■ **THE TASK**
Each record must be reproduced exactly as it is shown.

------------------------------------------------

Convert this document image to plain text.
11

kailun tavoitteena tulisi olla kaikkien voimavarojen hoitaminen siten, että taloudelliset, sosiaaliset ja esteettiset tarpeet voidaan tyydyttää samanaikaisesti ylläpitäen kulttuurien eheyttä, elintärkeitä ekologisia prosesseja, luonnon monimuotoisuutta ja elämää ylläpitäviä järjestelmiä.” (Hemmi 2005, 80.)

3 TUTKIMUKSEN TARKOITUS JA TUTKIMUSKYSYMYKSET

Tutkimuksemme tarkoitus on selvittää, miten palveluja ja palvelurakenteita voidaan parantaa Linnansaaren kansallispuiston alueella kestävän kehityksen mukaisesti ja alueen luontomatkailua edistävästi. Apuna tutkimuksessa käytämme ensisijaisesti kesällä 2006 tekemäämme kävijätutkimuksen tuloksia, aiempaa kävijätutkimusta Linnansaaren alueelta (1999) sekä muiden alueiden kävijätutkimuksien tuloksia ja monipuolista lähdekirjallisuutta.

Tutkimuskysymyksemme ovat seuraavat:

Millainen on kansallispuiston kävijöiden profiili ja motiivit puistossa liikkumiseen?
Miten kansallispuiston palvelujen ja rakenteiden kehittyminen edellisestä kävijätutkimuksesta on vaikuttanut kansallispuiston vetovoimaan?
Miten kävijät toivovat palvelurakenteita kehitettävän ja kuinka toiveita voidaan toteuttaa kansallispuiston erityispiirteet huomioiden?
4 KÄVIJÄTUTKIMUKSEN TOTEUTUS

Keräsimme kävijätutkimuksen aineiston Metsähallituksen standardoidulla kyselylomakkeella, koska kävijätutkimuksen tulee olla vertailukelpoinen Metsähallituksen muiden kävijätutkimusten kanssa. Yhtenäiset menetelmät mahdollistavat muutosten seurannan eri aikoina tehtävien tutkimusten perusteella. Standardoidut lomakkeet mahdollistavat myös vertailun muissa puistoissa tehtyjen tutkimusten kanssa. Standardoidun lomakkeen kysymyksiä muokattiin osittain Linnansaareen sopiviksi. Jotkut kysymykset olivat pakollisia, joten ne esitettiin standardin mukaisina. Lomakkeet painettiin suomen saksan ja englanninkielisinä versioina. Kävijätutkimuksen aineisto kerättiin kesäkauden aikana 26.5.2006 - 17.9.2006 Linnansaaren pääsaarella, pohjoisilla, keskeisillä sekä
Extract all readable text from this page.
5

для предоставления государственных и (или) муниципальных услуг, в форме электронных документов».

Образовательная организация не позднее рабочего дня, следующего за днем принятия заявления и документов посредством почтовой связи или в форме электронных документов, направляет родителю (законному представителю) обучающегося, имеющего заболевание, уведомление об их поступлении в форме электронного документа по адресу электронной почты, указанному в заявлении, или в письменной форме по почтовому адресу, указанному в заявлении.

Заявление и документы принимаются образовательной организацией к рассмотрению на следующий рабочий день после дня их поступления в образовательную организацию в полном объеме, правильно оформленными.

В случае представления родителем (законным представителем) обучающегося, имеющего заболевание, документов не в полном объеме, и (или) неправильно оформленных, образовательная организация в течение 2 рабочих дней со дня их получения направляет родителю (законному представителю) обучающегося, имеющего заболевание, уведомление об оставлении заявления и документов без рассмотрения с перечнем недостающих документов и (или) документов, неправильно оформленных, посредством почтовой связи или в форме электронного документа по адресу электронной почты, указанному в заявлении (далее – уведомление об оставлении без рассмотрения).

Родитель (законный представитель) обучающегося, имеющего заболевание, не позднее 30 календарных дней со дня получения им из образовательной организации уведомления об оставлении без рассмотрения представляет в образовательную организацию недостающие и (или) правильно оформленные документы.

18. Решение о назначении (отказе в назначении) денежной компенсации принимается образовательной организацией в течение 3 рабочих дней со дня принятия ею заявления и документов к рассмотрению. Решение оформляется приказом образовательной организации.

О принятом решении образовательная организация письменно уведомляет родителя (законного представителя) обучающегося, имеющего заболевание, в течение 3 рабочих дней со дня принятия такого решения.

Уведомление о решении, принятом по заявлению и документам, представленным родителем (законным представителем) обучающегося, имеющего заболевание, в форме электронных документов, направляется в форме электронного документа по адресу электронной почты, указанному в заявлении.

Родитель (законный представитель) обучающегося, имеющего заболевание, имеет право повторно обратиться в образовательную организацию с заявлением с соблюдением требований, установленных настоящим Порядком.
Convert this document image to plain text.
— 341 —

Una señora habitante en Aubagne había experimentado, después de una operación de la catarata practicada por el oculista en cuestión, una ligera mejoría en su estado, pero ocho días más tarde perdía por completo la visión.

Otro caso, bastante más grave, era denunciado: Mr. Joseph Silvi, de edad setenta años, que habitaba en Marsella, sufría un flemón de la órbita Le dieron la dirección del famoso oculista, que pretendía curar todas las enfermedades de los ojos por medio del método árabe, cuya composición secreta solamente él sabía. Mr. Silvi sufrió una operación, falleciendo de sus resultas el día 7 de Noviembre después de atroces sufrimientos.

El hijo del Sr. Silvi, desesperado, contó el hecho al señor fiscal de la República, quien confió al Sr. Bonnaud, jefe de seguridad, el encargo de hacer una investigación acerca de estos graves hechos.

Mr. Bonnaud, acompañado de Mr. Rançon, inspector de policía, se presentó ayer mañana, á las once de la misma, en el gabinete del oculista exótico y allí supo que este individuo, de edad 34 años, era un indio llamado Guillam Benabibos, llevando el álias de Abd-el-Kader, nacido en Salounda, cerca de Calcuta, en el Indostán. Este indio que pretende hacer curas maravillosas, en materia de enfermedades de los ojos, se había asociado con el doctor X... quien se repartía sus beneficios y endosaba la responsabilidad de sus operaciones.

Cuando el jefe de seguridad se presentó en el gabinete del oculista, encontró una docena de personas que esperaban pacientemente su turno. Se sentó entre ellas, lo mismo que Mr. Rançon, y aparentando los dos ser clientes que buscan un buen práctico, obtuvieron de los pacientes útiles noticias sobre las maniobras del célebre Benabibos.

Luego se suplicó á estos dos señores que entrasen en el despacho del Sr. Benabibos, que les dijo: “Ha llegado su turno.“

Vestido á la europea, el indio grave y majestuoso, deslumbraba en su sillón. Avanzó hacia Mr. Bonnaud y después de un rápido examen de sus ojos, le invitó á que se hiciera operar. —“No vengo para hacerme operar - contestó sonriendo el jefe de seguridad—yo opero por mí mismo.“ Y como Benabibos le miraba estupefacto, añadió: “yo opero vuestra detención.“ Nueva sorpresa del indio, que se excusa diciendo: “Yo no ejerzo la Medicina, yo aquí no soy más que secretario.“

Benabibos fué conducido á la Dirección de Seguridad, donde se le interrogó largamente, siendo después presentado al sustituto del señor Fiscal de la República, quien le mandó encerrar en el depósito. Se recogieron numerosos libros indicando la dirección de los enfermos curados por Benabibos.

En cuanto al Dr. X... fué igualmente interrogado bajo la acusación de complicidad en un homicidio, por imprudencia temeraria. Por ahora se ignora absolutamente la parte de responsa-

------------------------------------------------

■ **FINISHED TASK**
Convert this document image to plain text.
11

kailun tavoitteena tulisi olla kaikkien voimavarojen hoitaminen siten, että taloudelliset, sosiaaliset ja esteettiset tarpeet voidaan tyydyttää samanaikaisesti ylläpitäen kulttuurien eheyttä, elintärkeitä ekologisia prosesseja, luonnon monimuotoisuutta ja elämää ylläpitäviä järjestelmiä.” (Hemmi 2005, 80.)

3 TUTKIMUKSEN TARKOITUS JA TUTKIMUSKYSYMYKSET

Tutkimuksemme tarkoitus on selvittää, miten palveluja ja palvelurakenteita voidaan parantaa Linnansaaren kansallispuiston alueella kestävän kehityksen mukaisesti ja alueen luontomatkailua edistävästi. Apuna tutkimuksessa käytämme ensisijaisesti kesällä 2006 tekemäämme kävijätutkimuksen tuloksia, aiempaa kävijätutkimusta Linnansaaren alueelta (1999) sekä muiden alueiden kävijätutkimuksien tuloksia ja monipuolista lähdekirjallisuutta.

Tutkimuskysymyksemme ovat seuraavat:

Millainen on kansallispuiston kävijöiden profiili ja motiivit puistossa liikkumiseen?
Miten kansallispuiston palvelujen ja rakenteiden kehittyminen edellisestä kävijätutkimuksesta on vaikuttanut kansallispuiston vetovoimaan?
Miten kävijät toivovat palvelurakenteita kehitettävän ja kuinka toiveita voidaan toteuttaa kansallispuiston erityispiirteet huomioiden?
4 KÄVIJÄTUTKIMUKSEN TOTEUTUS

Keräsimme kävijätutkimuksen aineiston Metsähallituksen standardoidulla kyselylomakkeella, koska kävijätutkimuksen tulee olla vertailukelpoinen Metsähallituksen muiden kävijätutkimusten kanssa. Yhtenäiset menetelmät mahdollistavat muutosten seurannan eri aikoina tehtävien tutkimusten perusteella. Standardoidut lomakkeet mahdollistavat myös vertailun muissa puistoissa tehtyjen tutkimusten kanssa. Standardoidun lomakkeen kysymyksiä muokattiin osittain Linnansaareen sopiviksi. Jotkut kysymykset olivat pakollisia, joten ne esitettiin standardin mukaisina. Lomakkeet painettiin suomen saksan ja englanninkielisinä versioina. Kävijätutkimuksen aineisto kerättiin kesäkauden aikana 26.5.2006 - 17.9.2006 Linnansaaren pääsaarella, pohjoisilla, keskeisillä sekä
Extract all readable text from this page.
5

для предоставления государственных и (или) муниципальных услуг, в форме электронных документов».

Образовательная организация не позднее рабочего дня, следующего за днем принятия заявления и документов посредством почтовой связи или в форме электронных документов, направляет родителю (законному представителю) обучающегося, имеющего заболевание, уведомление об их поступлении в форме электронного документа по адресу электронной почты, указанному в заявлении, или в письменной форме по почтовому адресу, указанному в заявлении.

Заявление и документы принимаются образовательной организацией к рассмотрению на следующий рабочий день после дня их поступления в образовательную организацию в полном объеме, правильно оформленными.

В случае представления родителем (законным представителем) обучающегося, имеющего заболевание, документов не в полном объеме, и (или) неправильно оформленных, образовательная организация в течение 2 рабочих дней со дня их получения направляет родителю (законному представителю) обучающегося, имеющего заболевание, уведомление об оставлении заявления и документов без рассмотрения с перечнем недостающих документов и (или) документов, неправильно оформленных, посредством почтовой связи или в форме электронного документа по адресу электронной почты, указанному в заявлении (далее – уведомление об оставлении без рассмотрения).

Родитель (законный представитель) обучающегося, имеющего заболевание, не позднее 30 календарных дней со дня получения им из образовательной организации уведомления об оставлении без рассмотрения представляет в образовательную организацию недостающие и (или) правильно оформленные документы.

18. Решение о назначении (отказе в назначении) денежной компенсации принимается образовательной организацией в течение 3 рабочих дней со дня принятия ею заявления и документов к рассмотрению. Решение оформляется приказом образовательной организации.

О принятом решении образовательная организация письменно уведомляет родителя (законного представителя) обучающегося, имеющего заболевание, в течение 3 рабочих дней со дня принятия такого решения.

Уведомление о решении, принятом по заявлению и документам, представленным родителем (законным представителем) обучающегося, имеющего заболевание, в форме электронных документов, направляется в форме электронного документа по адресу электронной почты, указанному в заявлении.

Родитель (законный представитель) обучающегося, имеющего заболевание, имеет право повторно обратиться в образовательную организацию с заявлением с соблюдением требований, установленных настоящим Порядком.
Convert this document image to plain text.
— 341 —

Una señora habitante en Aubagne había experimentado, después de una operación de la catarata practicada por el oculista en cuestión, una ligera mejoría en su estado, pero ocho días más tarde perdía por completo la visión.

Otro caso, bastante más grave, era denunciado: Mr. Joseph Silvi, de edad setenta años, que habitaba en Marsella, sufría un flemón de la órbita Le dieron la dirección del famoso oculista, que pretendía curar todas las enfermedades de los ojos por medio del método árabe, cuya composición secreta solamente él sabía. Mr. Silvi sufrió una operación, falleciendo de sus resultas el día 7 de Noviembre después de atroces sufrimientos.

El hijo del Sr. Silvi, desesperado, contó el hecho al señor fiscal de la República, quien confió al Sr. Bonnaud, jefe de seguridad, el encargo de hacer una investigación acerca de estos graves hechos.

Mr. Bonnaud, acompañado de Mr. Rançon, inspector de policía, se presentó ayer mañana, á las once de la misma, en el gabinete del oculista exótico y allí supo que este individuo, de edad 34 años, era un indio llamado Guillam Benabibos, llevando el álias de Abd-el-Kader, nacido en Salounda, cerca de Calcuta, en el Indostán. Este indio que pretende hacer curas maravillosas, en materia de enfermedades de los ojos, se había asociado con el doctor X... quien se repartía sus beneficios y endosaba la responsabilidad de sus operaciones.

Cuando el jefe de seguridad se presentó en el gabinete del oculista, encontró una docena de personas que esperaban pacientemente su turno. Se sentó entre ellas, lo mismo que Mr. Rançon, y aparentando los dos ser clientes que buscan un buen práctico, obtuvieron de los pacientes útiles noticias sobre las maniobras del célebre Benabibos.

Luego se suplicó á estos dos señores que entrasen en el despacho del Sr. Benabibos, que les dijo: “Ha llegado su turno.“

Vestido á la europea, el indio grave y majestuoso, deslumbraba en su sillón. Avanzó hacia Mr. Bonnaud y después de un rápido examen de sus ojos, le invitó á que se hiciera operar. —“No vengo para hacerme operar - contestó sonriendo el jefe de seguridad—yo opero por mí mismo.“ Y como Benabibos le miraba estupefacto, añadió: “yo opero vuestra detención.“ Nueva sorpresa del indio, que se excusa diciendo: “Yo no ejerzo la Medicina, yo aquí no soy más que secretario.“

Benabibos fué conducido á la Dirección de Seguridad, donde se le interrogó largamente, siendo después presentado al sustituto del señor Fiscal de la República, quien le mandó encerrar en el depósito. Se recogieron numerosos libros indicando la dirección de los enfermos curados por Benabibos.

En cuanto al Dr. X... fué igualmente interrogado bajo la acusación de complicidad en un homicidio, por imprudencia temeraria. Por ahora se ignora absolutamente la parte de responsa-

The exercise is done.